### Challenge
Copy the records below exactly as they are written.

### Material provided
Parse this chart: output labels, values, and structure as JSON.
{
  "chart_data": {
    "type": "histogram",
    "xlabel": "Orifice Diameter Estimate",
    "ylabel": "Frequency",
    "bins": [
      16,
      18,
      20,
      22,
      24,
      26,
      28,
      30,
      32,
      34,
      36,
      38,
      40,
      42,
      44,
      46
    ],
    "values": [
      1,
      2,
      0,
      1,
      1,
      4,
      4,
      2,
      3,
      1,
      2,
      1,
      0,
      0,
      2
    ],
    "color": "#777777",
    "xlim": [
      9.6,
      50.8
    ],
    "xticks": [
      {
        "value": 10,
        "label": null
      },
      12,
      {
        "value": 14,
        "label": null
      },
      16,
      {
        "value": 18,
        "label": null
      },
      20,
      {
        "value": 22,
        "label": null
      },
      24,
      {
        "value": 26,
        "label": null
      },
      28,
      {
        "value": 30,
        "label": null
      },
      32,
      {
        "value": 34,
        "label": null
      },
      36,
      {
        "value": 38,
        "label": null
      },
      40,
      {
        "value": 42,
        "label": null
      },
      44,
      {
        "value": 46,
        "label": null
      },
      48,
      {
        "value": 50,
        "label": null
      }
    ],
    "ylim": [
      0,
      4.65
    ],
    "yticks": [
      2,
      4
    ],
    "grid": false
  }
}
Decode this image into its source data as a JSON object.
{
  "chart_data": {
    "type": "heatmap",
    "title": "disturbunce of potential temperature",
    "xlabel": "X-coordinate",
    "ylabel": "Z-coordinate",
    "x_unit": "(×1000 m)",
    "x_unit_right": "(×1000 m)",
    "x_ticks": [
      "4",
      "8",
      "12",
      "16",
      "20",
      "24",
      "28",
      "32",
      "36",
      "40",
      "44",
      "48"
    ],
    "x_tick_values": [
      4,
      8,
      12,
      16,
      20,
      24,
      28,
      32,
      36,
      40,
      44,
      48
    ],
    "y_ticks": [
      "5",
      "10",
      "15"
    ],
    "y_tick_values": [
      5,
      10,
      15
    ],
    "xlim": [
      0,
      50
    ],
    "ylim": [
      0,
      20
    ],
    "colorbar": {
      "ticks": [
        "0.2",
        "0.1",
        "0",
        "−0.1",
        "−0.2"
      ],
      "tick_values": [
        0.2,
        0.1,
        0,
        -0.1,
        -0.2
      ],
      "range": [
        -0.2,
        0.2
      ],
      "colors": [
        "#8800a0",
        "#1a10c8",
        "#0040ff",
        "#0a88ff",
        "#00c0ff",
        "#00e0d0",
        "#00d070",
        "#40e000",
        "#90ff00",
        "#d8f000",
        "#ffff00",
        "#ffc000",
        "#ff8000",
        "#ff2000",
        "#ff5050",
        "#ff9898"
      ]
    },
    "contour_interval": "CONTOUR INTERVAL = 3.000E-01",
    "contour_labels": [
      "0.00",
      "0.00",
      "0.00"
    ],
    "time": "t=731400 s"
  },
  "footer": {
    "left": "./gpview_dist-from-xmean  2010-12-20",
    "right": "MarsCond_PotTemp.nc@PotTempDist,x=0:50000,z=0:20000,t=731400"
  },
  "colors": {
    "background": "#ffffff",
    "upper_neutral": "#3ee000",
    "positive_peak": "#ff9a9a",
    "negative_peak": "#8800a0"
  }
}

### Reply
Parse this chart: output labels, values, and structure as JSON.
{
  "chart_data": {
    "type": "histogram",
    "xlabel": "Orifice Diameter Estimate",
    "ylabel": "Frequency",
    "bins": [
      16,
      18,
      20,
      22,
      24,
      26,
      28,
      30,
      32,
      34,
      36,
      38,
      40,
      42,
      44,
      46
    ],
    "values": [
      1,
      2,
      0,
      1,
      1,
      4,
      4,
      2,
      3,
      1,
      2,
      1,
      0,
      0,
      2
    ],
    "color": "#777777",
    "xlim": [
      9.6,
      50.8
    ],
    "xticks": [
      {
        "value": 10,
        "label": null
      },
      12,
      {
        "value": 14,
        "label": null
      },
      16,
      {
        "value": 18,
        "label": null
      },
      20,
      {
        "value": 22,
        "label": null
      },
      24,
      {
        "value": 26,
        "label": null
      },
      28,
      {
        "value": 30,
        "label": null
      },
      32,
      {
        "value": 34,
        "label": null
      },
      36,
      {
        "value": 38,
        "label": null
      },
      40,
      {
        "value": 42,
        "label": null
      },
      44,
      {
        "value": 46,
        "label": null
      },
      48,
      {
        "value": 50,
        "label": null
      }
    ],
    "ylim": [
      0,
      4.65
    ],
    "yticks": [
      2,
      4
    ],
    "grid": false
  }
}
Decode this image into its source data as a JSON object.
{
  "chart_data": {
    "type": "heatmap",
    "title": "disturbunce of potential temperature",
    "xlabel": "X-coordinate",
    "ylabel": "Z-coordinate",
    "x_unit": "(×1000 m)",
    "x_unit_right": "(×1000 m)",
    "x_ticks": [
      "4",
      "8",
      "12",
      "16",
      "20",
      "24",
      "28",
      "32",
      "36",
      "40",
      "44",
      "48"
    ],
    "x_tick_values": [
      4,
      8,
      12,
      16,
      20,
      24,
      28,
      32,
      36,
      40,
      44,
      48
    ],
    "y_ticks": [
      "5",
      "10",
      "15"
    ],
    "y_tick_values": [
      5,
      10,
      15
    ],
    "xlim": [
      0,
      50
    ],
    "ylim": [
      0,
      20
    ],
    "colorbar": {
      "ticks": [
        "0.2",
        "0.1",
        "0",
        "−0.1",
        "−0.2"
      ],
      "tick_values": [
        0.2,
        0.1,
        0,
        -0.1,
        -0.2
      ],
      "range": [
        -0.2,
        0.2
      ],
      "colors": [
        "#8800a0",
        "#1a10c8",
        "#0040ff",
        "#0a88ff",
        "#00c0ff",
        "#00e0d0",
        "#00d070",
        "#40e000",
        "#90ff00",
        "#d8f000",
        "#ffff00",
        "#ffc000",
        "#ff8000",
        "#ff2000",
        "#ff5050",
        "#ff9898"
      ]
    },
    "contour_interval": "CONTOUR INTERVAL = 3.000E-01",
    "contour_labels": [
      "0.00",
      "0.00",
      "0.00"
    ],
    "time": "t=731400 s"
  },
  "footer": {
    "left": "./gpview_dist-from-xmean  2010-12-20",
    "right": "MarsCond_PotTemp.nc@PotTempDist,x=0:50000,z=0:20000,t=731400"
  },
  "colors": {
    "background": "#ffffff",
    "upper_neutral": "#3ee000",
    "positive_peak": "#ff9a9a",
    "negative_peak": "#8800a0"
  }
}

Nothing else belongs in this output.